_Records for this exercise_
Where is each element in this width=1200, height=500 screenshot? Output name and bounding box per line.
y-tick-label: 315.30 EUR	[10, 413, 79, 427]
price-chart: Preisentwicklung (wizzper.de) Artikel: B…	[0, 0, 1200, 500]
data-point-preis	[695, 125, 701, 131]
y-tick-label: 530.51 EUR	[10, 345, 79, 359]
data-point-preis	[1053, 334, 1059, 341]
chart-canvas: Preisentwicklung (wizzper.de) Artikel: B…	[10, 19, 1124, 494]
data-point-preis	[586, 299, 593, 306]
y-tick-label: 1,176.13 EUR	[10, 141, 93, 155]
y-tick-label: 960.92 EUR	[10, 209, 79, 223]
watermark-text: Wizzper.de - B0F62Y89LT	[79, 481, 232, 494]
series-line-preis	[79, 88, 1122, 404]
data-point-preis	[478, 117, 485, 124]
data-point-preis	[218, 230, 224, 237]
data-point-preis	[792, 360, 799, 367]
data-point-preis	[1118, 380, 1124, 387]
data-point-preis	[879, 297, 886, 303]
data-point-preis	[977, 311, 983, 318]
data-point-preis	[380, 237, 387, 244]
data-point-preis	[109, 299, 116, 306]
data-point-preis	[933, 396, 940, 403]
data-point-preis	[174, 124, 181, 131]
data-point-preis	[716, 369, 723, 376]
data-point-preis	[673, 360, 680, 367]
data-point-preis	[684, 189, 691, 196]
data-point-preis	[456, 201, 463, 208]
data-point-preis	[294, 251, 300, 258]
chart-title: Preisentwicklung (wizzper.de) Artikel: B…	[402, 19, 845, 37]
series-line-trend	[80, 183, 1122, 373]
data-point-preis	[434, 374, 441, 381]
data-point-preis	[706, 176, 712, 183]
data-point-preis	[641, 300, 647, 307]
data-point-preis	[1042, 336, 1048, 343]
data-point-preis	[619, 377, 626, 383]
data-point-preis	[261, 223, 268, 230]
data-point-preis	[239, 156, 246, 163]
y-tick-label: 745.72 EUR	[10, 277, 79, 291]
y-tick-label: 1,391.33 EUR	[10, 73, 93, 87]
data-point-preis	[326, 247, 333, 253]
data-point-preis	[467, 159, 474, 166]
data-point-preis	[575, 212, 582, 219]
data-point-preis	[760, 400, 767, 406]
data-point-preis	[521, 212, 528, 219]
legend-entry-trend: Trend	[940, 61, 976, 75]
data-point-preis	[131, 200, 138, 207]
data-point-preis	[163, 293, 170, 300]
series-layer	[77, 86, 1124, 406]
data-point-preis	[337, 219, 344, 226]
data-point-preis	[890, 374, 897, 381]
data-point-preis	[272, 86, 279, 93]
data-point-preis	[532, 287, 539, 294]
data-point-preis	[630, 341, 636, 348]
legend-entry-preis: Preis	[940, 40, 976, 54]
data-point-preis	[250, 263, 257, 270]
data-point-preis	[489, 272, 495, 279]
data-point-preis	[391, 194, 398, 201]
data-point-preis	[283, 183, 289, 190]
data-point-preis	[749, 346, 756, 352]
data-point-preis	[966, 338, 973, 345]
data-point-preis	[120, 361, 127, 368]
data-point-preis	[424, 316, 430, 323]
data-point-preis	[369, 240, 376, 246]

_Short task_
Please rewrite all of the data above, changing every "data-point-preis" to "price-point" and leaving everything else unchanged.

_Solution for this exercise_
Where is each element in this width=1200, height=500 screenshot? Output name and bounding box per line.
y-tick-label: 315.30 EUR	[10, 413, 79, 427]
price-chart: Preisentwicklung (wizzper.de) Artikel: B…	[0, 0, 1200, 500]
price-point	[695, 125, 701, 131]
y-tick-label: 530.51 EUR	[10, 345, 79, 359]
price-point	[1053, 334, 1059, 341]
chart-canvas: Preisentwicklung (wizzper.de) Artikel: B…	[10, 19, 1124, 494]
price-point	[586, 299, 593, 306]
y-tick-label: 1,176.13 EUR	[10, 141, 93, 155]
y-tick-label: 960.92 EUR	[10, 209, 79, 223]
watermark-text: Wizzper.de - B0F62Y89LT	[79, 481, 232, 494]
series-line-preis	[79, 88, 1122, 404]
price-point	[478, 117, 485, 124]
price-point	[218, 230, 224, 237]
price-point	[792, 360, 799, 367]
price-point	[1118, 380, 1124, 387]
price-point	[879, 297, 886, 303]
price-point	[977, 311, 983, 318]
price-point	[380, 237, 387, 244]
price-point	[109, 299, 116, 306]
price-point	[933, 396, 940, 403]
price-point	[174, 124, 181, 131]
price-point	[716, 369, 723, 376]
price-point	[673, 360, 680, 367]
price-point	[684, 189, 691, 196]
price-point	[456, 201, 463, 208]
price-point	[294, 251, 300, 258]
chart-title: Preisentwicklung (wizzper.de) Artikel: B…	[402, 19, 845, 37]
series-line-trend	[80, 183, 1122, 373]
price-point	[434, 374, 441, 381]
price-point	[706, 176, 712, 183]
price-point	[641, 300, 647, 307]
price-point	[1042, 336, 1048, 343]
price-point	[619, 377, 626, 383]
price-point	[261, 223, 268, 230]
price-point	[239, 156, 246, 163]
y-tick-label: 745.72 EUR	[10, 277, 79, 291]
y-tick-label: 1,391.33 EUR	[10, 73, 93, 87]
price-point	[326, 247, 333, 253]
price-point	[467, 159, 474, 166]
price-point	[575, 212, 582, 219]
price-point	[760, 400, 767, 406]
price-point	[521, 212, 528, 219]
legend-entry-trend: Trend	[940, 61, 976, 75]
price-point	[131, 200, 138, 207]
price-point	[163, 293, 170, 300]
series-layer	[77, 86, 1124, 406]
price-point	[337, 219, 344, 226]
price-point	[890, 374, 897, 381]
price-point	[272, 86, 279, 93]
price-point	[532, 287, 539, 294]
price-point	[630, 341, 636, 348]
legend-entry-preis: Preis	[940, 40, 976, 54]
price-point	[250, 263, 257, 270]
price-point	[489, 272, 495, 279]
price-point	[391, 194, 398, 201]
price-point	[283, 183, 289, 190]
price-point	[749, 346, 756, 352]
price-point	[966, 338, 973, 345]
price-point	[120, 361, 127, 368]
price-point	[424, 316, 430, 323]
price-point	[369, 240, 376, 246]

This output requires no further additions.